━━━━━ Provided data ━━━━━

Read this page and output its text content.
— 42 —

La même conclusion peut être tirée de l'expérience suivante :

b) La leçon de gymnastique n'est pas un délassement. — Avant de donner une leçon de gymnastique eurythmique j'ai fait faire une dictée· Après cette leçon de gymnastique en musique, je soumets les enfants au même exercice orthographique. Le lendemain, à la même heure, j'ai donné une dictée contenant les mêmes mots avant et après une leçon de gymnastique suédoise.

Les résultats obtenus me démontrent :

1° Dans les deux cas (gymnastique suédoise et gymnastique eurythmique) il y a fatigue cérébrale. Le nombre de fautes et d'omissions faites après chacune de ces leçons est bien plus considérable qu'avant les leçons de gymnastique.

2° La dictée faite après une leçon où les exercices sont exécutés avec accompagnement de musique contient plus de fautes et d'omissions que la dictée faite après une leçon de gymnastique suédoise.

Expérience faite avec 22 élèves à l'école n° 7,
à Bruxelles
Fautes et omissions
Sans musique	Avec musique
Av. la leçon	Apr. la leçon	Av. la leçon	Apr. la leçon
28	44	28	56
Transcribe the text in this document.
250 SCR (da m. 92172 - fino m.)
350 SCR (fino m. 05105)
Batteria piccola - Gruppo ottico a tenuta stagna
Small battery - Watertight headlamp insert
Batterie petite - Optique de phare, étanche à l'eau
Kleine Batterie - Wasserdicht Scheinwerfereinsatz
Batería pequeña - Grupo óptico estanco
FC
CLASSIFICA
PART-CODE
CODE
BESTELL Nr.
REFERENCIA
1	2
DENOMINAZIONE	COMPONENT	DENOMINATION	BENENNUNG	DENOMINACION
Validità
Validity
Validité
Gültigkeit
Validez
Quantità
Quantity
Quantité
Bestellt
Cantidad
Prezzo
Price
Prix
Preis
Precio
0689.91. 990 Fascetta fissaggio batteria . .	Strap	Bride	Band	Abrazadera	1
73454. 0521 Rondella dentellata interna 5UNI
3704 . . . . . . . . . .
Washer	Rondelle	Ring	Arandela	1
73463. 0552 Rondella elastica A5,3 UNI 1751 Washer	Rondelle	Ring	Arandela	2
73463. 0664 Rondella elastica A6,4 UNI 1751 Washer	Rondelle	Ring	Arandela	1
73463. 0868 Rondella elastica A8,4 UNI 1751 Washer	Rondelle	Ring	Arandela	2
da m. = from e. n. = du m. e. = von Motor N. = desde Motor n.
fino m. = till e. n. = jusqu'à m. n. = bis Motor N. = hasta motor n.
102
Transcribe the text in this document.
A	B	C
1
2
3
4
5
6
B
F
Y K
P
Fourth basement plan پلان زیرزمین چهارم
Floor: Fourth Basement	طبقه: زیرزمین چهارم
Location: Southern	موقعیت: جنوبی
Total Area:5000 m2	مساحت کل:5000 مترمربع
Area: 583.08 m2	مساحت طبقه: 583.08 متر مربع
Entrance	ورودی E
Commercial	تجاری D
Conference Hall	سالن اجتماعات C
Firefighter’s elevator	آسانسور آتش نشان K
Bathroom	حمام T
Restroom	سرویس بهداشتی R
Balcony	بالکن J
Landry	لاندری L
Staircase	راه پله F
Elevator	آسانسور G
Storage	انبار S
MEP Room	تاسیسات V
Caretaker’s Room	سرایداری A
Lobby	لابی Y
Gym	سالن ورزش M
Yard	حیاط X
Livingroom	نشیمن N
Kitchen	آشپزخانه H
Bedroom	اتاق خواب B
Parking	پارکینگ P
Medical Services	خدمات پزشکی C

━━━━━

» **Given problem**:
Return all of the entries exactly as they were supplied.

» **The response**:
Read this page and output its text content.
— 42 —

La même conclusion peut être tirée de l'expérience suivante :

b) La leçon de gymnastique n'est pas un délassement. — Avant de donner une leçon de gymnastique eurythmique j'ai fait faire une dictée· Après cette leçon de gymnastique en musique, je soumets les enfants au même exercice orthographique. Le lendemain, à la même heure, j'ai donné une dictée contenant les mêmes mots avant et après une leçon de gymnastique suédoise.

Les résultats obtenus me démontrent :

1° Dans les deux cas (gymnastique suédoise et gymnastique eurythmique) il y a fatigue cérébrale. Le nombre de fautes et d'omissions faites après chacune de ces leçons est bien plus considérable qu'avant les leçons de gymnastique.

2° La dictée faite après une leçon où les exercices sont exécutés avec accompagnement de musique contient plus de fautes et d'omissions que la dictée faite après une leçon de gymnastique suédoise.

Expérience faite avec 22 élèves à l'école n° 7,
à Bruxelles
Fautes et omissions
Sans musique	Avec musique
Av. la leçon	Apr. la leçon	Av. la leçon	Apr. la leçon
28	44	28	56
Transcribe the text in this document.
250 SCR (da m. 92172 - fino m.)
350 SCR (fino m. 05105)
Batteria piccola - Gruppo ottico a tenuta stagna
Small battery - Watertight headlamp insert
Batterie petite - Optique de phare, étanche à l'eau
Kleine Batterie - Wasserdicht Scheinwerfereinsatz
Batería pequeña - Grupo óptico estanco
FC
CLASSIFICA
PART-CODE
CODE
BESTELL Nr.
REFERENCIA
1	2
DENOMINAZIONE	COMPONENT	DENOMINATION	BENENNUNG	DENOMINACION
Validità
Validity
Validité
Gültigkeit
Validez
Quantità
Quantity
Quantité
Bestellt
Cantidad
Prezzo
Price
Prix
Preis
Precio
0689.91. 990 Fascetta fissaggio batteria . .	Strap	Bride	Band	Abrazadera	1
73454. 0521 Rondella dentellata interna 5UNI
3704 . . . . . . . . . .
Washer	Rondelle	Ring	Arandela	1
73463. 0552 Rondella elastica A5,3 UNI 1751 Washer	Rondelle	Ring	Arandela	2
73463. 0664 Rondella elastica A6,4 UNI 1751 Washer	Rondelle	Ring	Arandela	1
73463. 0868 Rondella elastica A8,4 UNI 1751 Washer	Rondelle	Ring	Arandela	2
da m. = from e. n. = du m. e. = von Motor N. = desde Motor n.
fino m. = till e. n. = jusqu'à m. n. = bis Motor N. = hasta motor n.
102
Transcribe the text in this document.
A	B	C
1
2
3
4
5
6
B
F
Y K
P
Fourth basement plan پلان زیرزمین چهارم
Floor: Fourth Basement	طبقه: زیرزمین چهارم
Location: Southern	موقعیت: جنوبی
Total Area:5000 m2	مساحت کل:5000 مترمربع
Area: 583.08 m2	مساحت طبقه: 583.08 متر مربع
Entrance	ورودی E
Commercial	تجاری D
Conference Hall	سالن اجتماعات C
Firefighter’s elevator	آسانسور آتش نشان K
Bathroom	حمام T
Restroom	سرویس بهداشتی R
Balcony	بالکن J
Landry	لاندری L
Staircase	راه پله F
Elevator	آسانسور G
Storage	انبار S
MEP Room	تاسیسات V
Caretaker’s Room	سرایداری A
Lobby	لابی Y
Gym	سالن ورزش M
Yard	حیاط X
Livingroom	نشیمن N
Kitchen	آشپزخانه H
Bedroom	اتاق خواب B
Parking	پارکینگ P
Medical Services	خدمات پزشکی C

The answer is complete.